Scan the lines below for the string "защиты" and copy every one that has it.

## start Supplied entries

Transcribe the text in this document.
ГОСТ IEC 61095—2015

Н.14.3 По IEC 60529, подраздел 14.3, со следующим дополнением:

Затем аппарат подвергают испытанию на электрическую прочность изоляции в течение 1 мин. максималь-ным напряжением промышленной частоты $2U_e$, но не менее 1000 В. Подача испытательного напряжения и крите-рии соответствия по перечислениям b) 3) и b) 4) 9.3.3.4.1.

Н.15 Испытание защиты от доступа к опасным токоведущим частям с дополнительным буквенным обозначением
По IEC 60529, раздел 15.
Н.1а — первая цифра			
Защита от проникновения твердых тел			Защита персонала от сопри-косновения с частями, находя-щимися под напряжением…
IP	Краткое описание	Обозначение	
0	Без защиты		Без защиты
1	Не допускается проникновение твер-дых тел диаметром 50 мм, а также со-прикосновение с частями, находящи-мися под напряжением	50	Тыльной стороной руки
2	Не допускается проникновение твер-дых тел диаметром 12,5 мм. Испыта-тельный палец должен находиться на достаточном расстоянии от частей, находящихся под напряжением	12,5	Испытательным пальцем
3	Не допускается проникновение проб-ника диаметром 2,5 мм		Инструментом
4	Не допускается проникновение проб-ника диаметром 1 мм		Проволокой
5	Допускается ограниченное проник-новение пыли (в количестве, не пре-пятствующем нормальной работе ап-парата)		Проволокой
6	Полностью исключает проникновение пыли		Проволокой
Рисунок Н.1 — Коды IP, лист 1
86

## end Supplied entries

● Answer to this exercise
Н.15 Испытание защиты от доступа к опасным токоведущим частям с дополнительным буквенным обозначением
0	Без защиты		Без защиты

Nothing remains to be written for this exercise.